* [WORK TO DO]:
Every line of the data must be copied exactly.
** Start DATA ROWS **
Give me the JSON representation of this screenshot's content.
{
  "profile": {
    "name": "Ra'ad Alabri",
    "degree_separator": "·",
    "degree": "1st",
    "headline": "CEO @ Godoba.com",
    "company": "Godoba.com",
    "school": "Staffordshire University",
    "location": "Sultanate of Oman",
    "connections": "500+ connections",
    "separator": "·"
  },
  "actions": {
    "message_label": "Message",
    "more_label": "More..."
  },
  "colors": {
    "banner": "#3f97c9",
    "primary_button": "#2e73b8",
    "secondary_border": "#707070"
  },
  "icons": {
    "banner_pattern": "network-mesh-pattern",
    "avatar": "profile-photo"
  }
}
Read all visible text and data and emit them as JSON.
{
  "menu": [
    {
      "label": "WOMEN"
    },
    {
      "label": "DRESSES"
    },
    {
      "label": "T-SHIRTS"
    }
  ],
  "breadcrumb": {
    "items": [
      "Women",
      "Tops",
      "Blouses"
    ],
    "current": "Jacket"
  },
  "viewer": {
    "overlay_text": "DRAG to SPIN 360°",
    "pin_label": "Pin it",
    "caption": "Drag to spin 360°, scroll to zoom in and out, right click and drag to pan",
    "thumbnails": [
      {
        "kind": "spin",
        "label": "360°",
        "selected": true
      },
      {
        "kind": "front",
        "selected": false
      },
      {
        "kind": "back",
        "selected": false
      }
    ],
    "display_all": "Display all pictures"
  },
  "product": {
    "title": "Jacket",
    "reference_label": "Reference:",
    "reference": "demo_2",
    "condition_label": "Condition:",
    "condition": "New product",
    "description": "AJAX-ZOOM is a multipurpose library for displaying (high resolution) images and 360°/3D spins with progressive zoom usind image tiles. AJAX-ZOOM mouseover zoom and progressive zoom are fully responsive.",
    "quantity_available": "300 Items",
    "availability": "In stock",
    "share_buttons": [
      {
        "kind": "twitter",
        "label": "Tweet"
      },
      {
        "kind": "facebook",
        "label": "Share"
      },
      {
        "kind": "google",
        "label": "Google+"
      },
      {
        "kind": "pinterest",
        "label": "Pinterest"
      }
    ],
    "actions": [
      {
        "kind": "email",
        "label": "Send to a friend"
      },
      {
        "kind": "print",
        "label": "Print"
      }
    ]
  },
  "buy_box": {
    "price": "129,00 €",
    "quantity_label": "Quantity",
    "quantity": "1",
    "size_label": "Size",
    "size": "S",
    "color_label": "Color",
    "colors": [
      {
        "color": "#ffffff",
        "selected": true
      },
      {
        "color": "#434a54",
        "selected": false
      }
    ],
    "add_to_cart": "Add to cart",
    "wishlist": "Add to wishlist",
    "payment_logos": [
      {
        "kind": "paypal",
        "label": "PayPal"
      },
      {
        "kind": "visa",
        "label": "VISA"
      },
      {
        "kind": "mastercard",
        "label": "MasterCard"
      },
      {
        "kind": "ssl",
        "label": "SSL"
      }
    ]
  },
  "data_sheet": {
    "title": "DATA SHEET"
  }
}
** End DATA ROWS **
* [RIGHT ANSWER]:
Give me the JSON representation of this screenshot's content.
{
  "profile": {
    "name": "Ra'ad Alabri",
    "degree_separator": "·",
    "degree": "1st",
    "headline": "CEO @ Godoba.com",
    "company": "Godoba.com",
    "school": "Staffordshire University",
    "location": "Sultanate of Oman",
    "connections": "500+ connections",
    "separator": "·"
  },
  "actions": {
    "message_label": "Message",
    "more_label": "More..."
  },
  "colors": {
    "banner": "#3f97c9",
    "primary_button": "#2e73b8",
    "secondary_border": "#707070"
  },
  "icons": {
    "banner_pattern": "network-mesh-pattern",
    "avatar": "profile-photo"
  }
}
Read all visible text and data and emit them as JSON.
{
  "menu": [
    {
      "label": "WOMEN"
    },
    {
      "label": "DRESSES"
    },
    {
      "label": "T-SHIRTS"
    }
  ],
  "breadcrumb": {
    "items": [
      "Women",
      "Tops",
      "Blouses"
    ],
    "current": "Jacket"
  },
  "viewer": {
    "overlay_text": "DRAG to SPIN 360°",
    "pin_label": "Pin it",
    "caption": "Drag to spin 360°, scroll to zoom in and out, right click and drag to pan",
    "thumbnails": [
      {
        "kind": "spin",
        "label": "360°",
        "selected": true
      },
      {
        "kind": "front",
        "selected": false
      },
      {
        "kind": "back",
        "selected": false
      }
    ],
    "display_all": "Display all pictures"
  },
  "product": {
    "title": "Jacket",
    "reference_label": "Reference:",
    "reference": "demo_2",
    "condition_label": "Condition:",
    "condition": "New product",
    "description": "AJAX-ZOOM is a multipurpose library for displaying (high resolution) images and 360°/3D spins with progressive zoom usind image tiles. AJAX-ZOOM mouseover zoom and progressive zoom are fully responsive.",
    "quantity_available": "300 Items",
    "availability": "In stock",
    "share_buttons": [
      {
        "kind": "twitter",
        "label": "Tweet"
      },
      {
        "kind": "facebook",
        "label": "Share"
      },
      {
        "kind": "google",
        "label": "Google+"
      },
      {
        "kind": "pinterest",
        "label": "Pinterest"
      }
    ],
    "actions": [
      {
        "kind": "email",
        "label": "Send to a friend"
      },
      {
        "kind": "print",
        "label": "Print"
      }
    ]
  },
  "buy_box": {
    "price": "129,00 €",
    "quantity_label": "Quantity",
    "quantity": "1",
    "size_label": "Size",
    "size": "S",
    "color_label": "Color",
    "colors": [
      {
        "color": "#ffffff",
        "selected": true
      },
      {
        "color": "#434a54",
        "selected": false
      }
    ],
    "add_to_cart": "Add to cart",
    "wishlist": "Add to wishlist",
    "payment_logos": [
      {
        "kind": "paypal",
        "label": "PayPal"
      },
      {
        "kind": "visa",
        "label": "VISA"
      },
      {
        "kind": "mastercard",
        "label": "MasterCard"
      },
      {
        "kind": "ssl",
        "label": "SSL"
      }
    ]
  },
  "data_sheet": {
    "title": "DATA SHEET"
  }
}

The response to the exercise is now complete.